Exercise goal ▸
Read the records below. Copy each line where the string "监所管理支队监控巡查岗" occurs.

──────

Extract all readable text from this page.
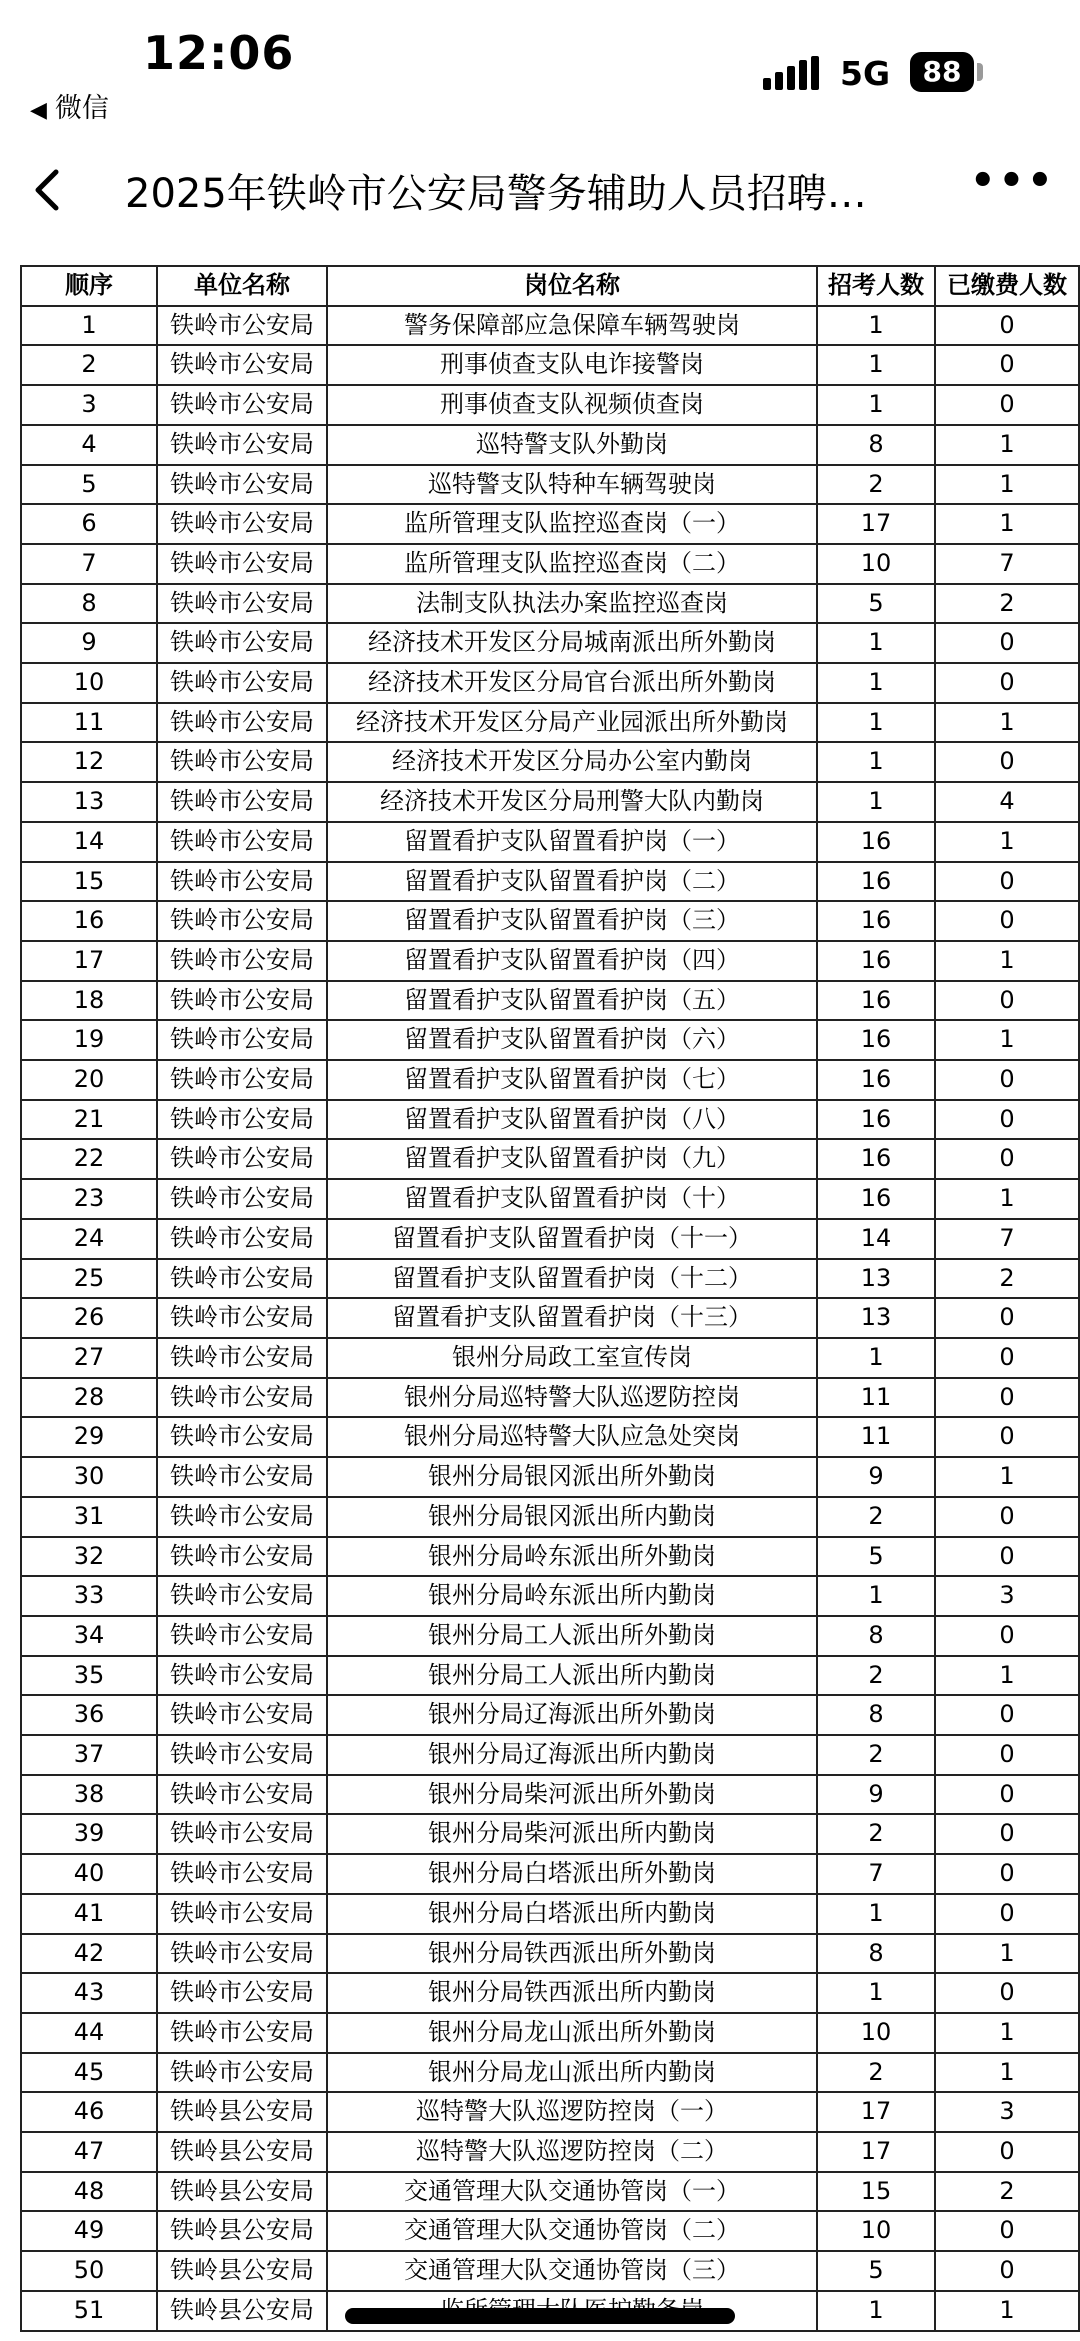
12:06
◀ 微信
5G	88
2025年铁岭市公安局警务辅助人员招聘…	•••
顺序	单位名称	岗位名称	招考人数	已缴费人数
1	铁岭市公安局	警务保障部应急保障车辆驾驶岗	1	0
2	铁岭市公安局	刑事侦查支队电诈接警岗	1	0
3	铁岭市公安局	刑事侦查支队视频侦查岗	1	0
4	铁岭市公安局	巡特警支队外勤岗	8	1
5	铁岭市公安局	巡特警支队特种车辆驾驶岗	2	1
6	铁岭市公安局	监所管理支队监控巡查岗（一）	17	1
7	铁岭市公安局	监所管理支队监控巡查岗（二）	10	7
8	铁岭市公安局	法制支队执法办案监控巡查岗	5	2
9	铁岭市公安局	经济技术开发区分局城南派出所外勤岗	1	0
10	铁岭市公安局	经济技术开发区分局官台派出所外勤岗	1	0
11	铁岭市公安局	经济技术开发区分局产业园派出所外勤岗	1	1
12	铁岭市公安局	经济技术开发区分局办公室内勤岗	1	0
13	铁岭市公安局	经济技术开发区分局刑警大队内勤岗	1	4
14	铁岭市公安局	留置看护支队留置看护岗（一）	16	1
15	铁岭市公安局	留置看护支队留置看护岗（二）	16	0
16	铁岭市公安局	留置看护支队留置看护岗（三）	16	0
17	铁岭市公安局	留置看护支队留置看护岗（四）	16	1
18	铁岭市公安局	留置看护支队留置看护岗（五）	16	0
19	铁岭市公安局	留置看护支队留置看护岗（六）	16	1
20	铁岭市公安局	留置看护支队留置看护岗（七）	16	0
21	铁岭市公安局	留置看护支队留置看护岗（八）	16	0
22	铁岭市公安局	留置看护支队留置看护岗（九）	16	0
23	铁岭市公安局	留置看护支队留置看护岗（十）	16	1
24	铁岭市公安局	留置看护支队留置看护岗（十一）	14	7
25	铁岭市公安局	留置看护支队留置看护岗（十二）	13	2
26	铁岭市公安局	留置看护支队留置看护岗（十三）	13	0
27	铁岭市公安局	银州分局政工室宣传岗	1	0
28	铁岭市公安局	银州分局巡特警大队巡逻防控岗	11	0
29	铁岭市公安局	银州分局巡特警大队应急处突岗	11	0
30	铁岭市公安局	银州分局银冈派出所外勤岗	9	1
31	铁岭市公安局	银州分局银冈派出所内勤岗	2	0
32	铁岭市公安局	银州分局岭东派出所外勤岗	5	0
33	铁岭市公安局	银州分局岭东派出所内勤岗	1	3
34	铁岭市公安局	银州分局工人派出所外勤岗	8	0
35	铁岭市公安局	银州分局工人派出所内勤岗	2	1
36	铁岭市公安局	银州分局辽海派出所外勤岗	8	0
37	铁岭市公安局	银州分局辽海派出所内勤岗	2	0
38	铁岭市公安局	银州分局柴河派出所外勤岗	9	0
39	铁岭市公安局	银州分局柴河派出所内勤岗	2	0
40	铁岭市公安局	银州分局白塔派出所外勤岗	7	0
41	铁岭市公安局	银州分局白塔派出所内勤岗	1	0
42	铁岭市公安局	银州分局铁西派出所外勤岗	8	1
43	铁岭市公安局	银州分局铁西派出所内勤岗	1	0
44	铁岭市公安局	银州分局龙山派出所外勤岗	10	1
45	铁岭市公安局	银州分局龙山派出所内勤岗	2	1
46	铁岭县公安局	巡特警大队巡逻防控岗（一）	17	3
47	铁岭县公安局	巡特警大队巡逻防控岗（二）	17	0
48	铁岭县公安局	交通管理大队交通协管岗（一）	15	2
49	铁岭县公安局	交通管理大队交通协管岗（二）	10	0
50	铁岭县公安局	交通管理大队交通协管岗（三）	5	0
51	铁岭县公安局		1	1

──────

Solution ▸
6	铁岭市公安局	监所管理支队监控巡查岗（一）	17	1
7	铁岭市公安局	监所管理支队监控巡查岗（二）	10	7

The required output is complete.